-- Start Given records --

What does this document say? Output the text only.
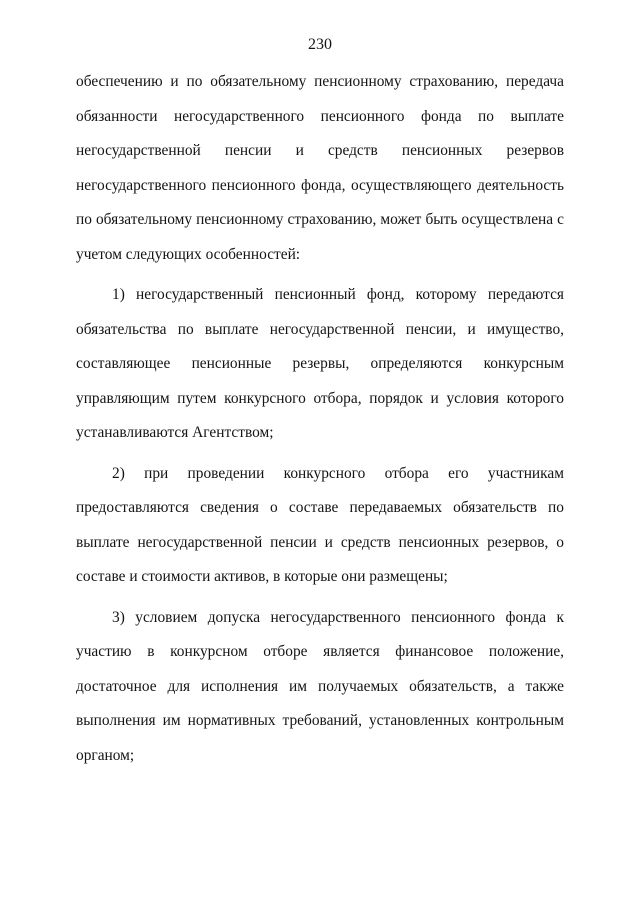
230
обеспечению и по обязательному пенсионному страхованию, передача
обязанности негосударственного пенсионного фонда по выплате
негосударственной пенсии и средств пенсионных резервов
негосударственного пенсионного фонда, осуществляющего деятельность
по обязательному пенсионному страхованию, может быть осуществлена с
учетом следующих особенностей:
1) негосударственный пенсионный фонд, которому передаются
обязательства по выплате негосударственной пенсии, и имущество,
составляющее пенсионные резервы, определяются конкурсным
управляющим путем конкурсного отбора, порядок и условия которого
устанавливаются Агентством;
2) при проведении конкурсного отбора его участникам
предоставляются сведения о составе передаваемых обязательств по
выплате негосударственной пенсии и средств пенсионных резервов, о
составе и стоимости активов, в которые они размещены;
3) условием допуска негосударственного пенсионного фонда к
участию в конкурсном отборе является финансовое положение,
достаточное для исполнения им получаемых обязательств, а также
выполнения им нормативных требований, установленных контрольным
органом;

-- End Given records --

» **Work to do**: Pictures are excluded; copy every other part of the records exactly.

» **Problem solution**:
What does this document say? Output the text only.
230
обеспечению и по обязательному пенсионному страхованию, передача
обязанности негосударственного пенсионного фонда по выплате
негосударственной пенсии и средств пенсионных резервов
негосударственного пенсионного фонда, осуществляющего деятельность
по обязательному пенсионному страхованию, может быть осуществлена с
учетом следующих особенностей:
1) негосударственный пенсионный фонд, которому передаются
обязательства по выплате негосударственной пенсии, и имущество,
составляющее пенсионные резервы, определяются конкурсным
управляющим путем конкурсного отбора, порядок и условия которого
устанавливаются Агентством;
2) при проведении конкурсного отбора его участникам
предоставляются сведения о составе передаваемых обязательств по
выплате негосударственной пенсии и средств пенсионных резервов, о
составе и стоимости активов, в которые они размещены;
3) условием допуска негосударственного пенсионного фонда к
участию в конкурсном отборе является финансовое положение,
достаточное для исполнения им получаемых обязательств, а также
выполнения им нормативных требований, установленных контрольным
органом;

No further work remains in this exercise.